= Set problem =
Identify each line containing the word "arrow" and copy it.

** Begin Data to use **

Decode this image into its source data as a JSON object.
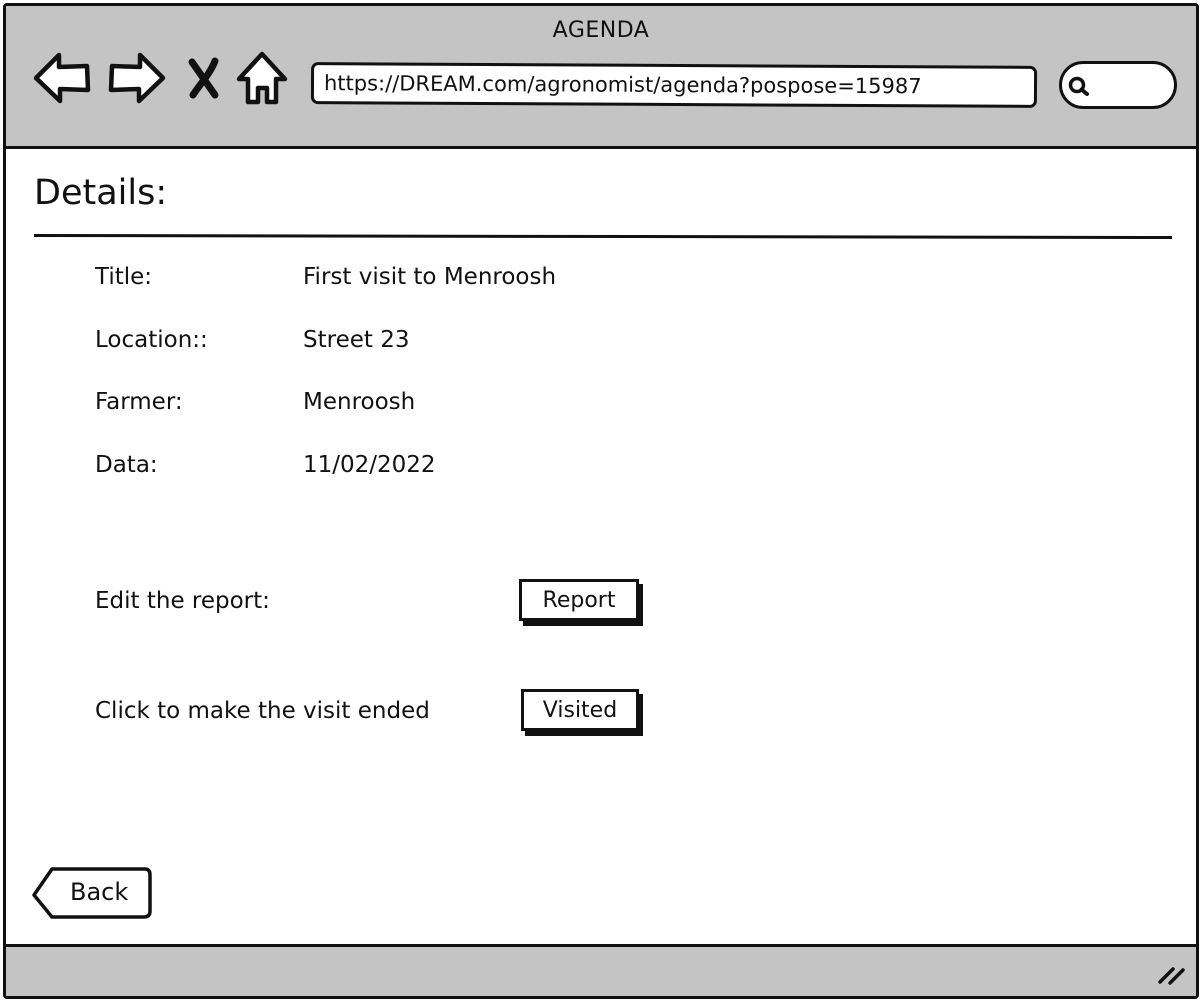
{
  "window": {
    "title": "AGENDA"
  },
  "browser": {
    "url": "https://DREAM.com/agronomist/agenda?pospose=15987",
    "icons": {
      "back": "arrow-left-icon",
      "forward": "arrow-right-icon",
      "stop": "close-icon",
      "home": "home-icon",
      "search": "search-icon"
    }
  },
  "page": {
    "heading": "Details:",
    "details": [
      {
        "label": "Title:",
        "value": "First visit to Menroosh"
      },
      {
        "label": "Location::",
        "value": "Street 23"
      },
      {
        "label": "Farmer:",
        "value": "Menroosh"
      },
      {
        "label": "Data:",
        "value": "11/02/2022"
      }
    ],
    "actions": {
      "report_prompt": "Edit the report:",
      "report_button": "Report",
      "visited_prompt": "Click to make the visit ended",
      "visited_button": "Visited"
    },
    "back_button": "Back"
  },
  "colors": {
    "chrome_gray": "#c4c4c4",
    "ink": "#111111",
    "background": "#ffffff"
  }
}
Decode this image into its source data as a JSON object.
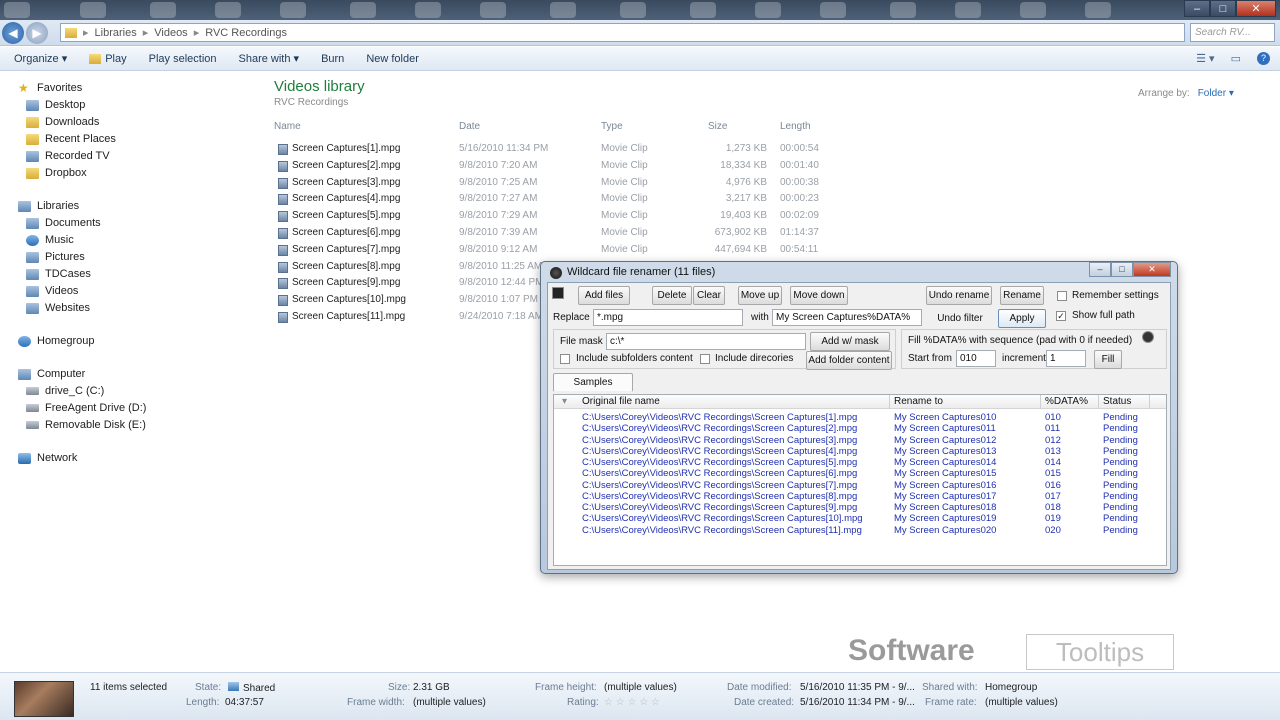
{
  "window": {
    "minimize_glyph": "–",
    "maximize_glyph": "□",
    "close_glyph": "✕"
  },
  "address": {
    "segments": [
      "Libraries",
      "Videos",
      "RVC Recordings"
    ],
    "search_placeholder": "Search RV..."
  },
  "commands": {
    "organize": "Organize ▾",
    "play": "Play",
    "play_selection": "Play selection",
    "share_with": "Share with ▾",
    "burn": "Burn",
    "new_folder": "New folder"
  },
  "nav": {
    "favorites": "Favorites",
    "desktop": "Desktop",
    "downloads": "Downloads",
    "recent_places": "Recent Places",
    "recorded_tv": "Recorded TV",
    "dropbox": "Dropbox",
    "libraries": "Libraries",
    "documents": "Documents",
    "music": "Music",
    "pictures": "Pictures",
    "tdcases": "TDCases",
    "videos": "Videos",
    "websites": "Websites",
    "homegroup": "Homegroup",
    "computer": "Computer",
    "drive_c": "drive_C (C:)",
    "freeagent": "FreeAgent Drive (D:)",
    "removable": "Removable Disk (E:)",
    "network": "Network"
  },
  "library": {
    "title": "Videos library",
    "subtitle": "RVC Recordings",
    "arrange_by": "Arrange by:",
    "arrange_value": "Folder ▾"
  },
  "columns": {
    "name": "Name",
    "date": "Date",
    "type": "Type",
    "size": "Size",
    "length": "Length"
  },
  "files": [
    {
      "name": "Screen Captures[1].mpg",
      "date": "5/16/2010 11:34 PM",
      "type": "Movie Clip",
      "size": "1,273 KB",
      "length": "00:00:54"
    },
    {
      "name": "Screen Captures[2].mpg",
      "date": "9/8/2010 7:20 AM",
      "type": "Movie Clip",
      "size": "18,334 KB",
      "length": "00:01:40"
    },
    {
      "name": "Screen Captures[3].mpg",
      "date": "9/8/2010 7:25 AM",
      "type": "Movie Clip",
      "size": "4,976 KB",
      "length": "00:00:38"
    },
    {
      "name": "Screen Captures[4].mpg",
      "date": "9/8/2010 7:27 AM",
      "type": "Movie Clip",
      "size": "3,217 KB",
      "length": "00:00:23"
    },
    {
      "name": "Screen Captures[5].mpg",
      "date": "9/8/2010 7:29 AM",
      "type": "Movie Clip",
      "size": "19,403 KB",
      "length": "00:02:09"
    },
    {
      "name": "Screen Captures[6].mpg",
      "date": "9/8/2010 7:39 AM",
      "type": "Movie Clip",
      "size": "673,902 KB",
      "length": "01:14:37"
    },
    {
      "name": "Screen Captures[7].mpg",
      "date": "9/8/2010 9:12 AM",
      "type": "Movie Clip",
      "size": "447,694 KB",
      "length": "00:54:11"
    },
    {
      "name": "Screen Captures[8].mpg",
      "date": "9/8/2010 11:25 AM",
      "type": "",
      "size": "",
      "length": ""
    },
    {
      "name": "Screen Captures[9].mpg",
      "date": "9/8/2010 12:44 PM",
      "type": "",
      "size": "",
      "length": ""
    },
    {
      "name": "Screen Captures[10].mpg",
      "date": "9/8/2010 1:07 PM",
      "type": "",
      "size": "",
      "length": ""
    },
    {
      "name": "Screen Captures[11].mpg",
      "date": "9/24/2010 7:18 AM",
      "type": "",
      "size": "",
      "length": ""
    }
  ],
  "dialog": {
    "title": "Wildcard file renamer (11 files)",
    "add_files": "Add files",
    "delete": "Delete",
    "clear": "Clear",
    "move_up": "Move up",
    "move_down": "Move down",
    "undo_rename": "Undo rename",
    "rename": "Rename",
    "remember_settings": "Remember settings",
    "replace_label": "Replace",
    "replace_value": "*.mpg",
    "with_label": "with",
    "with_value": "My Screen Captures%DATA%",
    "undo_filter": "Undo filter",
    "apply": "Apply",
    "show_full_path": "Show full path",
    "file_mask_label": "File mask",
    "file_mask_value": "c:\\*",
    "add_w_mask": "Add w/ mask",
    "include_subfolders": "Include subfolders content",
    "include_directories": "Include direcories",
    "add_folder_content": "Add folder content",
    "fill_label": "Fill %DATA% with sequence (pad with 0 if needed)",
    "start_from_label": "Start from",
    "start_from_value": "010",
    "increment_label": "increment",
    "increment_value": "1",
    "fill": "Fill",
    "samples": "Samples",
    "col_original": "Original file name",
    "col_rename": "Rename to",
    "col_data": "%DATA%",
    "col_status": "Status",
    "rows": [
      {
        "orig": "C:\\Users\\Corey\\Videos\\RVC Recordings\\Screen Captures[1].mpg",
        "rename": "My Screen Captures010",
        "data": "010",
        "status": "Pending"
      },
      {
        "orig": "C:\\Users\\Corey\\Videos\\RVC Recordings\\Screen Captures[2].mpg",
        "rename": "My Screen Captures011",
        "data": "011",
        "status": "Pending"
      },
      {
        "orig": "C:\\Users\\Corey\\Videos\\RVC Recordings\\Screen Captures[3].mpg",
        "rename": "My Screen Captures012",
        "data": "012",
        "status": "Pending"
      },
      {
        "orig": "C:\\Users\\Corey\\Videos\\RVC Recordings\\Screen Captures[4].mpg",
        "rename": "My Screen Captures013",
        "data": "013",
        "status": "Pending"
      },
      {
        "orig": "C:\\Users\\Corey\\Videos\\RVC Recordings\\Screen Captures[5].mpg",
        "rename": "My Screen Captures014",
        "data": "014",
        "status": "Pending"
      },
      {
        "orig": "C:\\Users\\Corey\\Videos\\RVC Recordings\\Screen Captures[6].mpg",
        "rename": "My Screen Captures015",
        "data": "015",
        "status": "Pending"
      },
      {
        "orig": "C:\\Users\\Corey\\Videos\\RVC Recordings\\Screen Captures[7].mpg",
        "rename": "My Screen Captures016",
        "data": "016",
        "status": "Pending"
      },
      {
        "orig": "C:\\Users\\Corey\\Videos\\RVC Recordings\\Screen Captures[8].mpg",
        "rename": "My Screen Captures017",
        "data": "017",
        "status": "Pending"
      },
      {
        "orig": "C:\\Users\\Corey\\Videos\\RVC Recordings\\Screen Captures[9].mpg",
        "rename": "My Screen Captures018",
        "data": "018",
        "status": "Pending"
      },
      {
        "orig": "C:\\Users\\Corey\\Videos\\RVC Recordings\\Screen Captures[10].mpg",
        "rename": "My Screen Captures019",
        "data": "019",
        "status": "Pending"
      },
      {
        "orig": "C:\\Users\\Corey\\Videos\\RVC Recordings\\Screen Captures[11].mpg",
        "rename": "My Screen Captures020",
        "data": "020",
        "status": "Pending"
      }
    ]
  },
  "watermark": {
    "left": "Software",
    "right": "Tooltips"
  },
  "details": {
    "count": "11 items selected",
    "state_label": "State:",
    "state_value": "Shared",
    "length_label": "Length:",
    "length_value": "04:37:57",
    "size_label": "Size:",
    "size_value": "2.31 GB",
    "frame_width_label": "Frame width:",
    "frame_width_value": "(multiple values)",
    "frame_height_label": "Frame height:",
    "frame_height_value": "(multiple values)",
    "rating_label": "Rating:",
    "rating_value": "☆ ☆ ☆ ☆ ☆",
    "date_modified_label": "Date modified:",
    "date_modified_value": "5/16/2010 11:35 PM - 9/...",
    "date_created_label": "Date created:",
    "date_created_value": "5/16/2010 11:34 PM - 9/...",
    "shared_with_label": "Shared with:",
    "shared_with_value": "Homegroup",
    "frame_rate_label": "Frame rate:",
    "frame_rate_value": "(multiple values)"
  }
}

** End Data to use **

= Full response =
      "back": "arrow-left-icon",
      "forward": "arrow-right-icon",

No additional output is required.